__GIVEN EXERCISE__: Without the pictures, set down the records below word for word.
%%
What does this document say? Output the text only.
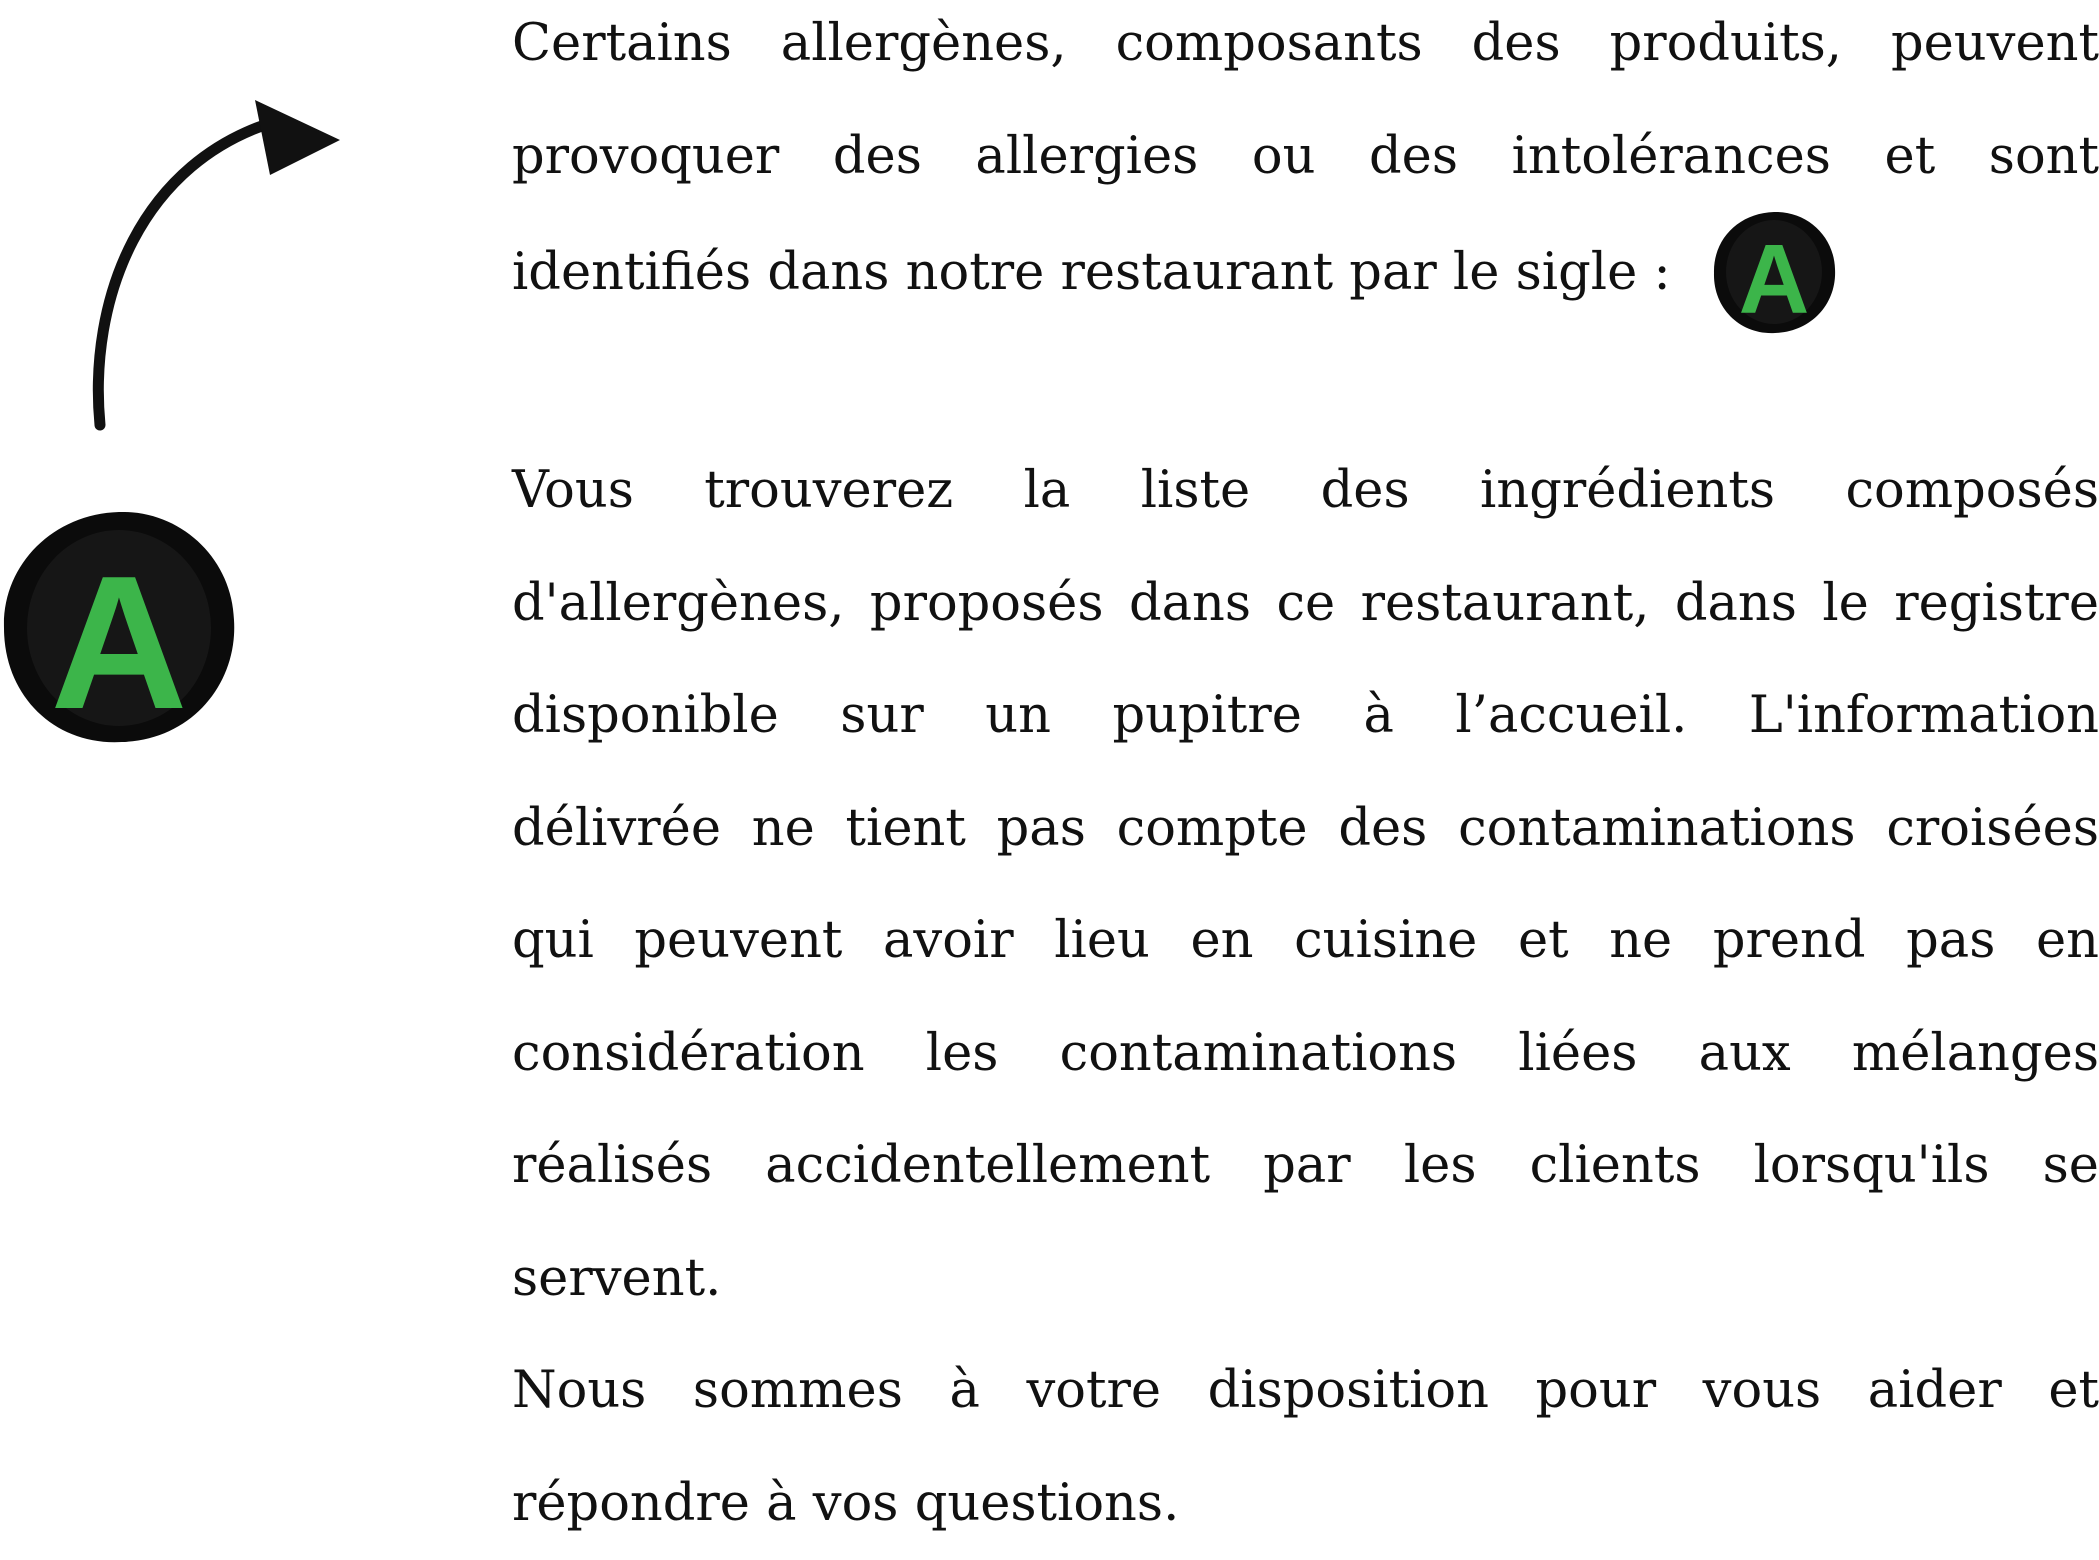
A
Certains allergènes, composants des produits, peuvent
provoquer des allergies ou des intolérances et sont
identifiés dans notre restaurant par le sigle : A
Vous trouverez la liste des ingrédients composés
d'allergènes, proposés dans ce restaurant, dans le registre
disponible sur un pupitre à l’accueil. L'information
délivrée ne tient pas compte des contaminations croisées
qui peuvent avoir lieu en cuisine et ne prend pas en
considération les contaminations liées aux mélanges
réalisés accidentellement par les clients lorsqu'ils se
servent.
Nous sommes à votre disposition pour vous aider et
répondre à vos questions.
%%
__COMPLETE RESPONSE__:
What does this document say? Output the text only.
A
Certains allergènes, composants des produits, peuvent
provoquer des allergies ou des intolérances et sont
identifiés dans notre restaurant par le sigle : A
Vous trouverez la liste des ingrédients composés
d'allergènes, proposés dans ce restaurant, dans le registre
disponible sur un pupitre à l’accueil. L'information
délivrée ne tient pas compte des contaminations croisées
qui peuvent avoir lieu en cuisine et ne prend pas en
considération les contaminations liées aux mélanges
réalisés accidentellement par les clients lorsqu'ils se
servent.
Nous sommes à votre disposition pour vous aider et
répondre à vos questions.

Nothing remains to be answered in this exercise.